# EXCERPTED PASSAGE:
================================

EURUSD selloff from this year’s high of 1.0904 appears to have stabilized. The weakness was probably contained by ECB Chief Economic Peter Praet’s comments that "the probability" to "provide more monetary accommodation to meet our objective has reduced considerably". He stressed, however, that the monetary stance remains appropriate and QE reduction "does not signal the start of a gradual reduction of purchases – tapering". We remain cautious over the currency’s outlook which would continue to be driven by two critical factors: 1. Political risks and 2. ECB’s tapering schedule.

French presidential election the most imminent political event

The most imminent political event in the Eurozone is the French presidential election, with the first round taking place on April 23 and the second and final round on May 7. Polls have suggested that centre-left candidate Emmanuel Macron and populist far-right candidate Marine Le Pen would get the most votes in the first round, but then Macron would win the second and final round, and become the next French president. However, this outcome is far from certain. Confirmation of euro-skeptic Le Pen’s failure would be bullish for the euro and European yields as concerns over "Frexit" diminish. The next debate would take place on April 4 with all eleven candidates on stage. The themes to be discussed include employment, security and welfare system.

Italy next…

Italy would return to the spotlight after the French election as snap elections in the country remains a tail risk. Recent surveys suggest that Five Start Movement, a populist euro-skeptic political party have surged in support. The latest opinion poll by EMG shows that support for the party rose to 30%, compared with the ruling Democratic Party’s 30%. The market has priced in little chance of "Italexit". In the unlikely event that this happens, the euro would suffer another round of selloff.

================================

# EXERCISE SET:
1) Using the euro outlook commentary, answer each question in a short phrase.
(a) What is given as this year's high for EURUSD?
(b) On what date does the first round of the French presidential election take place?
(c) How many candidates will be on stage at the April 4 debate?
2) For each statement, say yes or no depending on whether the euro outlook commentary supports it, and quote the words that decide it.
(a) Polls suggested that Marine Le Pen would win the final round of the French election.
(b) The market has priced in a large chance of "Italexit."
(c) Employment is among the themes to be discussed at the next French debate.
3) Carry the euro outlook commentary forward from its last sentence, keeping to its subject and tone.

# RECORDED DATA:
================================

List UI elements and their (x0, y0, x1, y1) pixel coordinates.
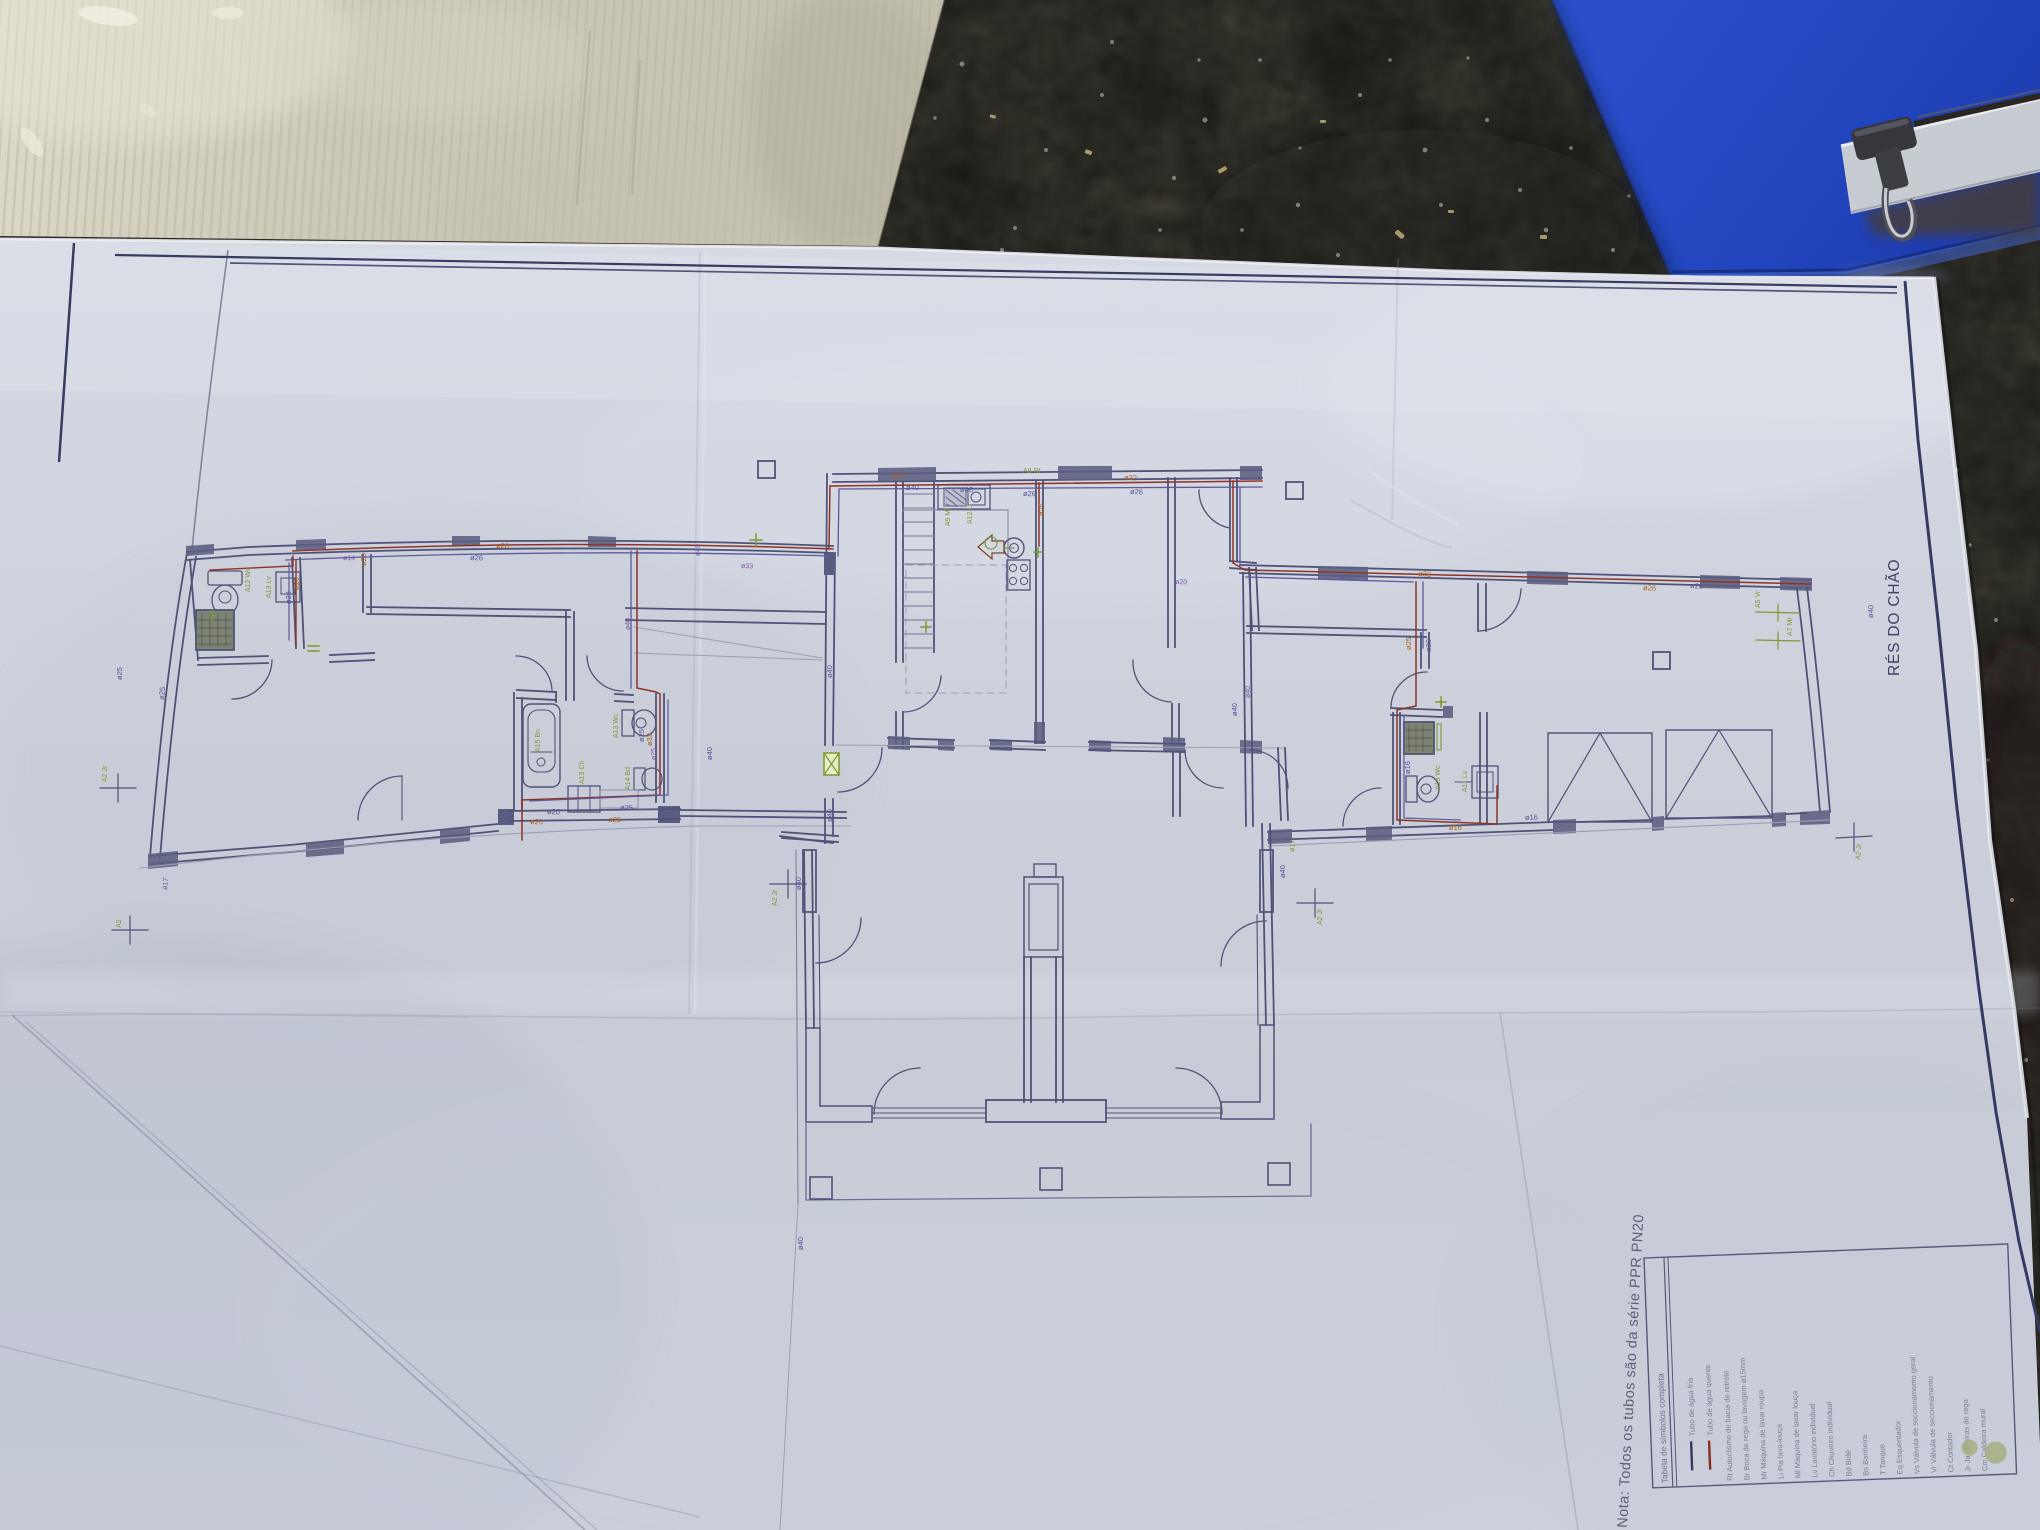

================================

# WRITTEN ANSWERS:
1)
(a) 1.0904
(b) April 23
(c) All eleven candidates

2)
(a) No. "Macron would win the second and final round, and become the next French president."
(b) No. "The market has priced in little chance of "Italexit"."
(c) Yes. "The themes to be discussed include employment, security and welfare system."

3)
ECB guidance watched

Euro’s selloff last week was driven by a report noting that the market had misinterpreted ECB’s tapering intention and the central bank was now wary of making further changes to its policy guidance in the coming meeting. As we mentioned in a previous report, we expect ECB’s monetary policy and QE measures to stay the same throughout the year. That is, ECB should keep the main refi rate, marginal lending rate and the depo rate 0%, 0.25% and -0.40%, respectively. Meanwhile, the central bank would continue the asset purchase program at the pace of 80B euro per month until the end of this month and then continue the program at a pace of 60B euro per month from April 2017 until the end of December 2017, or beyond, if necessary. QE tapering would likely begin in early 2018 and end by the first half of the year. ECB might begin raising the depo rate in 2Q18. Every ECB meeting would be closely watched as the market gauges whether the central bank has change its rhetoric on the monetary policy and stimulus measures.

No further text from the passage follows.